#### EXERCISE REQUIREMENTS
Write out every record in full, exactly as written, please.

Saved data entries

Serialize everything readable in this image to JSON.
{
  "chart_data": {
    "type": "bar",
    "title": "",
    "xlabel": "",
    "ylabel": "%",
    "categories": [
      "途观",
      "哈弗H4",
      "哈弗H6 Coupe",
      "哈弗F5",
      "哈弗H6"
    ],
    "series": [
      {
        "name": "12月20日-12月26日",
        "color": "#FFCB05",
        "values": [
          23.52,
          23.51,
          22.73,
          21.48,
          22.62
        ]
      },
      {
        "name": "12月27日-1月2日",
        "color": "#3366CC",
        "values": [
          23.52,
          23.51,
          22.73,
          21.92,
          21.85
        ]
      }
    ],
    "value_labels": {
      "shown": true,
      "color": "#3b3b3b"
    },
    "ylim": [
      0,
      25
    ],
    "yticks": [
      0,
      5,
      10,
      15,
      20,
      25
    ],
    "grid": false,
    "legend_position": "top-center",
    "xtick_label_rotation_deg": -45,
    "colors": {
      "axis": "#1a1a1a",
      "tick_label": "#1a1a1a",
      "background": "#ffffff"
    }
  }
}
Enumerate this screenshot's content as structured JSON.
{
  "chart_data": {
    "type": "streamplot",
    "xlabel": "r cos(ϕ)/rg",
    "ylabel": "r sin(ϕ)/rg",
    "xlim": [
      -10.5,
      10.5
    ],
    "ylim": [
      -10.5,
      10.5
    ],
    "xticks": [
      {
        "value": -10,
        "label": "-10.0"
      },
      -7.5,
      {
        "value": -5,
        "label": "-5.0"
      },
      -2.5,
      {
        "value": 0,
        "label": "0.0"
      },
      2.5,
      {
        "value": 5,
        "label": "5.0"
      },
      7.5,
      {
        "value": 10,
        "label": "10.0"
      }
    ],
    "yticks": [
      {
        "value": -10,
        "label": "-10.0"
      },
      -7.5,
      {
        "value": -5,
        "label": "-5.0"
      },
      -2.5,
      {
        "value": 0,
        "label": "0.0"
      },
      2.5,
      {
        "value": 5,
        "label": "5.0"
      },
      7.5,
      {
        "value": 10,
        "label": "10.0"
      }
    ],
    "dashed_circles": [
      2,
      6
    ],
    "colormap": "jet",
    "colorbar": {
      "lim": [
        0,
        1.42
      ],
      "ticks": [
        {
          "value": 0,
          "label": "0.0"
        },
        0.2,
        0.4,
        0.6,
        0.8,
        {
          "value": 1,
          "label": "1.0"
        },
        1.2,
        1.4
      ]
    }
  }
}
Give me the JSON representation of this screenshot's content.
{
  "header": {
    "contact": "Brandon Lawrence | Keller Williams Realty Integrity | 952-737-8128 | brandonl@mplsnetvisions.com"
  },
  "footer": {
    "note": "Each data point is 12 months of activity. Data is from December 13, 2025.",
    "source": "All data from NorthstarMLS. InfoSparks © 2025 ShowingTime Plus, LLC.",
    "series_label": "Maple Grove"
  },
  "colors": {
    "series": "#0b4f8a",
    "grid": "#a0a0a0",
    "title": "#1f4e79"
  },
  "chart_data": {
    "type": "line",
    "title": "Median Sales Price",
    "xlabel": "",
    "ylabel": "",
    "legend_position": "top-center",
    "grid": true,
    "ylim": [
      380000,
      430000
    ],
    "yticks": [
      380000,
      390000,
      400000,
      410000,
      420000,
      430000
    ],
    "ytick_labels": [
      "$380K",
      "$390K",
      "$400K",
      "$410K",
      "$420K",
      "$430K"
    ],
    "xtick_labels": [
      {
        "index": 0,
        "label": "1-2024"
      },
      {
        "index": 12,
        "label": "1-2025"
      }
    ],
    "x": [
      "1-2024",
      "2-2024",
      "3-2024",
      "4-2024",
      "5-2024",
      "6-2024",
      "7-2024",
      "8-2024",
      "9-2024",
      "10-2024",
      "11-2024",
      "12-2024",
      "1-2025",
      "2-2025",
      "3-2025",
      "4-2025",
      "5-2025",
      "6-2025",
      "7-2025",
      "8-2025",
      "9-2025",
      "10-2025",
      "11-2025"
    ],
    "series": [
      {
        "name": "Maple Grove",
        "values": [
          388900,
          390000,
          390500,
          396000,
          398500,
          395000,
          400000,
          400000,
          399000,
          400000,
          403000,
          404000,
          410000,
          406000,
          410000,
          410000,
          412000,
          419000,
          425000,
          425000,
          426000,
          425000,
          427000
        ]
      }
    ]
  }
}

#### RESPONSE
Serialize everything readable in this image to JSON.
{
  "chart_data": {
    "type": "bar",
    "title": "",
    "xlabel": "",
    "ylabel": "%",
    "categories": [
      "途观",
      "哈弗H4",
      "哈弗H6 Coupe",
      "哈弗F5",
      "哈弗H6"
    ],
    "series": [
      {
        "name": "12月20日-12月26日",
        "color": "#FFCB05",
        "values": [
          23.52,
          23.51,
          22.73,
          21.48,
          22.62
        ]
      },
      {
        "name": "12月27日-1月2日",
        "color": "#3366CC",
        "values": [
          23.52,
          23.51,
          22.73,
          21.92,
          21.85
        ]
      }
    ],
    "value_labels": {
      "shown": true,
      "color": "#3b3b3b"
    },
    "ylim": [
      0,
      25
    ],
    "yticks": [
      0,
      5,
      10,
      15,
      20,
      25
    ],
    "grid": false,
    "legend_position": "top-center",
    "xtick_label_rotation_deg": -45,
    "colors": {
      "axis": "#1a1a1a",
      "tick_label": "#1a1a1a",
      "background": "#ffffff"
    }
  }
}
Enumerate this screenshot's content as structured JSON.
{
  "chart_data": {
    "type": "streamplot",
    "xlabel": "r cos(ϕ)/rg",
    "ylabel": "r sin(ϕ)/rg",
    "xlim": [
      -10.5,
      10.5
    ],
    "ylim": [
      -10.5,
      10.5
    ],
    "xticks": [
      {
        "value": -10,
        "label": "-10.0"
      },
      -7.5,
      {
        "value": -5,
        "label": "-5.0"
      },
      -2.5,
      {
        "value": 0,
        "label": "0.0"
      },
      2.5,
      {
        "value": 5,
        "label": "5.0"
      },
      7.5,
      {
        "value": 10,
        "label": "10.0"
      }
    ],
    "yticks": [
      {
        "value": -10,
        "label": "-10.0"
      },
      -7.5,
      {
        "value": -5,
        "label": "-5.0"
      },
      -2.5,
      {
        "value": 0,
        "label": "0.0"
      },
      2.5,
      {
        "value": 5,
        "label": "5.0"
      },
      7.5,
      {
        "value": 10,
        "label": "10.0"
      }
    ],
    "dashed_circles": [
      2,
      6
    ],
    "colormap": "jet",
    "colorbar": {
      "lim": [
        0,
        1.42
      ],
      "ticks": [
        {
          "value": 0,
          "label": "0.0"
        },
        0.2,
        0.4,
        0.6,
        0.8,
        {
          "value": 1,
          "label": "1.0"
        },
        1.2,
        1.4
      ]
    }
  }
}
Give me the JSON representation of this screenshot's content.
{
  "header": {
    "contact": "Brandon Lawrence | Keller Williams Realty Integrity | 952-737-8128 | brandonl@mplsnetvisions.com"
  },
  "footer": {
    "note": "Each data point is 12 months of activity. Data is from December 13, 2025.",
    "source": "All data from NorthstarMLS. InfoSparks © 2025 ShowingTime Plus, LLC.",
    "series_label": "Maple Grove"
  },
  "colors": {
    "series": "#0b4f8a",
    "grid": "#a0a0a0",
    "title": "#1f4e79"
  },
  "chart_data": {
    "type": "line",
    "title": "Median Sales Price",
    "xlabel": "",
    "ylabel": "",
    "legend_position": "top-center",
    "grid": true,
    "ylim": [
      380000,
      430000
    ],
    "yticks": [
      380000,
      390000,
      400000,
      410000,
      420000,
      430000
    ],
    "ytick_labels": [
      "$380K",
      "$390K",
      "$400K",
      "$410K",
      "$420K",
      "$430K"
    ],
    "xtick_labels": [
      {
        "index": 0,
        "label": "1-2024"
      },
      {
        "index": 12,
        "label": "1-2025"
      }
    ],
    "x": [
      "1-2024",
      "2-2024",
      "3-2024",
      "4-2024",
      "5-2024",
      "6-2024",
      "7-2024",
      "8-2024",
      "9-2024",
      "10-2024",
      "11-2024",
      "12-2024",
      "1-2025",
      "2-2025",
      "3-2025",
      "4-2025",
      "5-2025",
      "6-2025",
      "7-2025",
      "8-2025",
      "9-2025",
      "10-2025",
      "11-2025"
    ],
    "series": [
      {
        "name": "Maple Grove",
        "values": [
          388900,
          390000,
          390500,
          396000,
          398500,
          395000,
          400000,
          400000,
          399000,
          400000,
          403000,
          404000,
          410000,
          406000,
          410000,
          410000,
          412000,
          419000,
          425000,
          425000,
          426000,
          425000,
          427000
        ]
      }
    ]
  }
}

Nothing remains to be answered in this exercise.